▶ _Problem_
Reproduce each of the rows below word for word, with nothing changed.

▶ _Supplied material_

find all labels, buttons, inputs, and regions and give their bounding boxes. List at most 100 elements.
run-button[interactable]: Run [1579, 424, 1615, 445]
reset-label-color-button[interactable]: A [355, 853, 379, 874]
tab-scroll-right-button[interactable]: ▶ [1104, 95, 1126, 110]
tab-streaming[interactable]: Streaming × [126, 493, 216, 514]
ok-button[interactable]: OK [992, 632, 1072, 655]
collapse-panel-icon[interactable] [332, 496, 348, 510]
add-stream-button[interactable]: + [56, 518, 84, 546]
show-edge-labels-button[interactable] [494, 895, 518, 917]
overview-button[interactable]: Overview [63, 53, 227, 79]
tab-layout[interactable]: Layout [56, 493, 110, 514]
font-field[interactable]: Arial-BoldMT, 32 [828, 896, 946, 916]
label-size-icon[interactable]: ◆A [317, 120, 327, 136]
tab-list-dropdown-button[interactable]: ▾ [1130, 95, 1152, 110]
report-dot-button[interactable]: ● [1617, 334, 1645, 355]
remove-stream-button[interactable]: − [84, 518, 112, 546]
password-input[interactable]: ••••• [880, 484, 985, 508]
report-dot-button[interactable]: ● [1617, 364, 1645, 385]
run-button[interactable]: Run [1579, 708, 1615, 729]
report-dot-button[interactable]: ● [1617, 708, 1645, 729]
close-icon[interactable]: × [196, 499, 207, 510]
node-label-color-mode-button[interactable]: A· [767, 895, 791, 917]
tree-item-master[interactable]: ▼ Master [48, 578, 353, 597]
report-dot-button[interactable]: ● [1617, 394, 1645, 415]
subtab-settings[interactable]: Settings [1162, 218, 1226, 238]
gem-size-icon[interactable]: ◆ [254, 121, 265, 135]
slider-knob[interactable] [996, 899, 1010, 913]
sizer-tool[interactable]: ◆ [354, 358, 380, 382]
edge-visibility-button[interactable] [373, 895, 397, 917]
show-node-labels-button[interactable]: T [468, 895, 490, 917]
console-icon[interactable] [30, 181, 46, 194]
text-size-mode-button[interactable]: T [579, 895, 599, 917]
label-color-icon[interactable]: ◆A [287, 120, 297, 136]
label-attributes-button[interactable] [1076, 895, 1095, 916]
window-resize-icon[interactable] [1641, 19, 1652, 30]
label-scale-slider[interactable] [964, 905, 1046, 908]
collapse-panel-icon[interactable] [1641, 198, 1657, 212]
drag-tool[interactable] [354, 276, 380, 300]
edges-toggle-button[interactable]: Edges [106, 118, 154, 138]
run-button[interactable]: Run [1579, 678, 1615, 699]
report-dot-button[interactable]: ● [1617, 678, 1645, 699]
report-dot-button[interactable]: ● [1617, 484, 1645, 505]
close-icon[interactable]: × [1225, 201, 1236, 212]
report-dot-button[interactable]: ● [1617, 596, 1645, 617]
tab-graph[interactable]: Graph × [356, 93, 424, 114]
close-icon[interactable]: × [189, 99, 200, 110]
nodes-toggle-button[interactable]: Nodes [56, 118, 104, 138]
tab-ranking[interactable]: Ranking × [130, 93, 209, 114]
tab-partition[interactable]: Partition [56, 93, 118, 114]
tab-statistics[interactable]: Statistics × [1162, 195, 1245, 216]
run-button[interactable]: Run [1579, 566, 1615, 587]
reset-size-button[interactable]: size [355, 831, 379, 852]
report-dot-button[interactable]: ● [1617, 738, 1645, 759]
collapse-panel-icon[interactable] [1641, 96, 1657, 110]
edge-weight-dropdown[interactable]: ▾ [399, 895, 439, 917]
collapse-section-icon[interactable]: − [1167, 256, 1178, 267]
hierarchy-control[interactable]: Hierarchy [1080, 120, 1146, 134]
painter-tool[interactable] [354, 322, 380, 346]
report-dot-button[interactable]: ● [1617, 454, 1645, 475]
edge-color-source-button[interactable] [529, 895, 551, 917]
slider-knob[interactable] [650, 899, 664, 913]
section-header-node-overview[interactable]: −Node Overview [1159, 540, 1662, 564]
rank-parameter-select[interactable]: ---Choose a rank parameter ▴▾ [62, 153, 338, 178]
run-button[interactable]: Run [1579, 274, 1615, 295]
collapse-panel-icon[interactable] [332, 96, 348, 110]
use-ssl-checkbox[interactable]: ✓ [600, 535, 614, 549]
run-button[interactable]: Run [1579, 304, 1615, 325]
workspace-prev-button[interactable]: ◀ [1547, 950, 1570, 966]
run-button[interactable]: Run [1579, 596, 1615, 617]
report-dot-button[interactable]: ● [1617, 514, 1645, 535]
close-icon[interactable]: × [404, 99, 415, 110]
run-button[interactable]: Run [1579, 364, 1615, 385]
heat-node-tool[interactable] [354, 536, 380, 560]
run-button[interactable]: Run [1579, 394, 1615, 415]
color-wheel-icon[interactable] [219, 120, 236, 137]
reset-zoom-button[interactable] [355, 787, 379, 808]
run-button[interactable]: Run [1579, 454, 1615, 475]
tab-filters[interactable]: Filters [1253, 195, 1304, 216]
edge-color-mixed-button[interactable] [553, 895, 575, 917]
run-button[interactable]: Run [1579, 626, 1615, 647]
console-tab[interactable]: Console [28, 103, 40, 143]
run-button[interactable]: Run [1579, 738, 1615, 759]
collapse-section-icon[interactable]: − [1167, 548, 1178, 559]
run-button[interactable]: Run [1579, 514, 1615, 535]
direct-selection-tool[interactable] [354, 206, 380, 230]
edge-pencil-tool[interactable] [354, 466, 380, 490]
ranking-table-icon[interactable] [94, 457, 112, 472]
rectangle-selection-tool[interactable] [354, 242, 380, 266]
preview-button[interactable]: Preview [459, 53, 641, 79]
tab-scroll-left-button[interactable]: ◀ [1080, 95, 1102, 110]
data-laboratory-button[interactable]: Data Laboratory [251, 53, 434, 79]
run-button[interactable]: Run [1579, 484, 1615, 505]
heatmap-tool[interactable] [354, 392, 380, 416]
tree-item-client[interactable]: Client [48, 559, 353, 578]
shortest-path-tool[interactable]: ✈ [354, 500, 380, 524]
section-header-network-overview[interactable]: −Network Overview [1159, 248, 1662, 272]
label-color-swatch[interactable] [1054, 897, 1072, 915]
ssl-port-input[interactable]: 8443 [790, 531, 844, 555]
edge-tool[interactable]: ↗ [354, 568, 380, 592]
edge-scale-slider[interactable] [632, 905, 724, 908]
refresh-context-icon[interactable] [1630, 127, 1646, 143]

▶ _Output for this task_
find all labels, buttons, inputs, and regions and give their bounding boxes. List at most 100 elements.
run-button[interactable]: Run [1579, 424, 1615, 445]
reset-label-color-button[interactable]: A [355, 853, 379, 874]
tab-scroll-right-button[interactable]: ▶ [1104, 95, 1126, 110]
tab-streaming[interactable]: Streaming × [126, 493, 216, 514]
ok-button[interactable]: OK [992, 632, 1072, 655]
collapse-panel-icon[interactable] [332, 496, 348, 510]
add-stream-button[interactable]: + [56, 518, 84, 546]
show-edge-labels-button[interactable] [494, 895, 518, 917]
overview-button[interactable]: Overview [63, 53, 227, 79]
tab-layout[interactable]: Layout [56, 493, 110, 514]
font-field[interactable]: Arial-BoldMT, 32 [828, 896, 946, 916]
label-size-icon[interactable]: ◆A [317, 120, 327, 136]
tab-list-dropdown-button[interactable]: ▾ [1130, 95, 1152, 110]
report-dot-button[interactable]: ● [1617, 334, 1645, 355]
remove-stream-button[interactable]: − [84, 518, 112, 546]
password-input[interactable]: ••••• [880, 484, 985, 508]
report-dot-button[interactable]: ● [1617, 364, 1645, 385]
run-button[interactable]: Run [1579, 708, 1615, 729]
report-dot-button[interactable]: ● [1617, 708, 1645, 729]
close-icon[interactable]: × [196, 499, 207, 510]
node-label-color-mode-button[interactable]: A· [767, 895, 791, 917]
tree-item-master[interactable]: ▼ Master [48, 578, 353, 597]
report-dot-button[interactable]: ● [1617, 394, 1645, 415]
subtab-settings[interactable]: Settings [1162, 218, 1226, 238]
gem-size-icon[interactable]: ◆ [254, 121, 265, 135]
slider-knob[interactable] [996, 899, 1010, 913]
sizer-tool[interactable]: ◆ [354, 358, 380, 382]
edge-visibility-button[interactable] [373, 895, 397, 917]
show-node-labels-button[interactable]: T [468, 895, 490, 917]
console-icon[interactable] [30, 181, 46, 194]
text-size-mode-button[interactable]: T [579, 895, 599, 917]
label-color-icon[interactable]: ◆A [287, 120, 297, 136]
label-attributes-button[interactable] [1076, 895, 1095, 916]
window-resize-icon[interactable] [1641, 19, 1652, 30]
label-scale-slider[interactable] [964, 905, 1046, 908]
collapse-panel-icon[interactable] [1641, 198, 1657, 212]
drag-tool[interactable] [354, 276, 380, 300]
edges-toggle-button[interactable]: Edges [106, 118, 154, 138]
run-button[interactable]: Run [1579, 678, 1615, 699]
report-dot-button[interactable]: ● [1617, 678, 1645, 699]
report-dot-button[interactable]: ● [1617, 484, 1645, 505]
close-icon[interactable]: × [1225, 201, 1236, 212]
report-dot-button[interactable]: ● [1617, 596, 1645, 617]
tab-graph[interactable]: Graph × [356, 93, 424, 114]
close-icon[interactable]: × [189, 99, 200, 110]
nodes-toggle-button[interactable]: Nodes [56, 118, 104, 138]
tab-ranking[interactable]: Ranking × [130, 93, 209, 114]
tab-partition[interactable]: Partition [56, 93, 118, 114]
tab-statistics[interactable]: Statistics × [1162, 195, 1245, 216]
run-button[interactable]: Run [1579, 566, 1615, 587]
reset-size-button[interactable]: size [355, 831, 379, 852]
report-dot-button[interactable]: ● [1617, 738, 1645, 759]
collapse-panel-icon[interactable] [1641, 96, 1657, 110]
edge-weight-dropdown[interactable]: ▾ [399, 895, 439, 917]
collapse-section-icon[interactable]: − [1167, 256, 1178, 267]
hierarchy-control[interactable]: Hierarchy [1080, 120, 1146, 134]
painter-tool[interactable] [354, 322, 380, 346]
report-dot-button[interactable]: ● [1617, 454, 1645, 475]
edge-color-source-button[interactable] [529, 895, 551, 917]
slider-knob[interactable] [650, 899, 664, 913]
section-header-node-overview[interactable]: −Node Overview [1159, 540, 1662, 564]
rank-parameter-select[interactable]: ---Choose a rank parameter ▴▾ [62, 153, 338, 178]
run-button[interactable]: Run [1579, 274, 1615, 295]
collapse-panel-icon[interactable] [332, 96, 348, 110]
use-ssl-checkbox[interactable]: ✓ [600, 535, 614, 549]
run-button[interactable]: Run [1579, 304, 1615, 325]
workspace-prev-button[interactable]: ◀ [1547, 950, 1570, 966]
run-button[interactable]: Run [1579, 596, 1615, 617]
report-dot-button[interactable]: ● [1617, 514, 1645, 535]
close-icon[interactable]: × [404, 99, 415, 110]
run-button[interactable]: Run [1579, 364, 1615, 385]
heat-node-tool[interactable] [354, 536, 380, 560]
run-button[interactable]: Run [1579, 394, 1615, 415]
color-wheel-icon[interactable] [219, 120, 236, 137]
reset-zoom-button[interactable] [355, 787, 379, 808]
run-button[interactable]: Run [1579, 454, 1615, 475]
tab-filters[interactable]: Filters [1253, 195, 1304, 216]
edge-color-mixed-button[interactable] [553, 895, 575, 917]
run-button[interactable]: Run [1579, 626, 1615, 647]
console-tab[interactable]: Console [28, 103, 40, 143]
run-button[interactable]: Run [1579, 738, 1615, 759]
collapse-section-icon[interactable]: − [1167, 548, 1178, 559]
run-button[interactable]: Run [1579, 514, 1615, 535]
direct-selection-tool[interactable] [354, 206, 380, 230]
edge-pencil-tool[interactable] [354, 466, 380, 490]
ranking-table-icon[interactable] [94, 457, 112, 472]
rectangle-selection-tool[interactable] [354, 242, 380, 266]
preview-button[interactable]: Preview [459, 53, 641, 79]
tab-scroll-left-button[interactable]: ◀ [1080, 95, 1102, 110]
data-laboratory-button[interactable]: Data Laboratory [251, 53, 434, 79]
run-button[interactable]: Run [1579, 484, 1615, 505]
heatmap-tool[interactable] [354, 392, 380, 416]
tree-item-client[interactable]: Client [48, 559, 353, 578]
shortest-path-tool[interactable]: ✈ [354, 500, 380, 524]
section-header-network-overview[interactable]: −Network Overview [1159, 248, 1662, 272]
label-color-swatch[interactable] [1054, 897, 1072, 915]
ssl-port-input[interactable]: 8443 [790, 531, 844, 555]
edge-tool[interactable]: ↗ [354, 568, 380, 592]
edge-scale-slider[interactable] [632, 905, 724, 908]
refresh-context-icon[interactable] [1630, 127, 1646, 143]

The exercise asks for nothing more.